__Supplied records__:
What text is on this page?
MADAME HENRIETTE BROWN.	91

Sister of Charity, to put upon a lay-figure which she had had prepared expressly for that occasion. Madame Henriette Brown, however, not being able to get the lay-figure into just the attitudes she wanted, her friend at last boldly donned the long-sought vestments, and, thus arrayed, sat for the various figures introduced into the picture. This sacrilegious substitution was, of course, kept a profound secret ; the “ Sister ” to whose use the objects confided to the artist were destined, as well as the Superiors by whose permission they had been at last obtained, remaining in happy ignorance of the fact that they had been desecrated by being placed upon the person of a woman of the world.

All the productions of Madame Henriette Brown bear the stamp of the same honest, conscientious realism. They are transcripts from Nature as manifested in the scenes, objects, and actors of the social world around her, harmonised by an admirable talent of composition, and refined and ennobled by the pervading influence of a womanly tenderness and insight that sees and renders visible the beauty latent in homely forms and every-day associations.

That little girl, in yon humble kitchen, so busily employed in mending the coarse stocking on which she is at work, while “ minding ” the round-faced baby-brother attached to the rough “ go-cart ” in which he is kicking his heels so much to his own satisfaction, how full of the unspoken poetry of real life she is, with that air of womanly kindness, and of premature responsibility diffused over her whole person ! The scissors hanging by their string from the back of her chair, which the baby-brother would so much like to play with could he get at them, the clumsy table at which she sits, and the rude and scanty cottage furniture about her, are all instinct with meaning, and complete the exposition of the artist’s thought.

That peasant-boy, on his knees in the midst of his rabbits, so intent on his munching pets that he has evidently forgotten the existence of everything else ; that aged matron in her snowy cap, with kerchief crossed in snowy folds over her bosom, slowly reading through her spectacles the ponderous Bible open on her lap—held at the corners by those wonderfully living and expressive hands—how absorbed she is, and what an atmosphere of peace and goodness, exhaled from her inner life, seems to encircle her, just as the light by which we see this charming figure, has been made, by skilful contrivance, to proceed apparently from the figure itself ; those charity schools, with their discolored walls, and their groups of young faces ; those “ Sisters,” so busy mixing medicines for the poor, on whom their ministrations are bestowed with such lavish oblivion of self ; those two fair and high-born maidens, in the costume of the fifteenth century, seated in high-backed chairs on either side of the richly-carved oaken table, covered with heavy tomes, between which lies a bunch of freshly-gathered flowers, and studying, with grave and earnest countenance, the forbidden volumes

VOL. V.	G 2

__What is needed__: Return all the data above once more, precisely as given.

__Task answer__:
What text is on this page?
MADAME HENRIETTE BROWN.	91

Sister of Charity, to put upon a lay-figure which she had had prepared expressly for that occasion. Madame Henriette Brown, however, not being able to get the lay-figure into just the attitudes she wanted, her friend at last boldly donned the long-sought vestments, and, thus arrayed, sat for the various figures introduced into the picture. This sacrilegious substitution was, of course, kept a profound secret ; the “ Sister ” to whose use the objects confided to the artist were destined, as well as the Superiors by whose permission they had been at last obtained, remaining in happy ignorance of the fact that they had been desecrated by being placed upon the person of a woman of the world.

All the productions of Madame Henriette Brown bear the stamp of the same honest, conscientious realism. They are transcripts from Nature as manifested in the scenes, objects, and actors of the social world around her, harmonised by an admirable talent of composition, and refined and ennobled by the pervading influence of a womanly tenderness and insight that sees and renders visible the beauty latent in homely forms and every-day associations.

That little girl, in yon humble kitchen, so busily employed in mending the coarse stocking on which she is at work, while “ minding ” the round-faced baby-brother attached to the rough “ go-cart ” in which he is kicking his heels so much to his own satisfaction, how full of the unspoken poetry of real life she is, with that air of womanly kindness, and of premature responsibility diffused over her whole person ! The scissors hanging by their string from the back of her chair, which the baby-brother would so much like to play with could he get at them, the clumsy table at which she sits, and the rude and scanty cottage furniture about her, are all instinct with meaning, and complete the exposition of the artist’s thought.

That peasant-boy, on his knees in the midst of his rabbits, so intent on his munching pets that he has evidently forgotten the existence of everything else ; that aged matron in her snowy cap, with kerchief crossed in snowy folds over her bosom, slowly reading through her spectacles the ponderous Bible open on her lap—held at the corners by those wonderfully living and expressive hands—how absorbed she is, and what an atmosphere of peace and goodness, exhaled from her inner life, seems to encircle her, just as the light by which we see this charming figure, has been made, by skilful contrivance, to proceed apparently from the figure itself ; those charity schools, with their discolored walls, and their groups of young faces ; those “ Sisters,” so busy mixing medicines for the poor, on whom their ministrations are bestowed with such lavish oblivion of self ; those two fair and high-born maidens, in the costume of the fifteenth century, seated in high-backed chairs on either side of the richly-carved oaken table, covered with heavy tomes, between which lies a bunch of freshly-gathered flowers, and studying, with grave and earnest countenance, the forbidden volumes

VOL. V.	G 2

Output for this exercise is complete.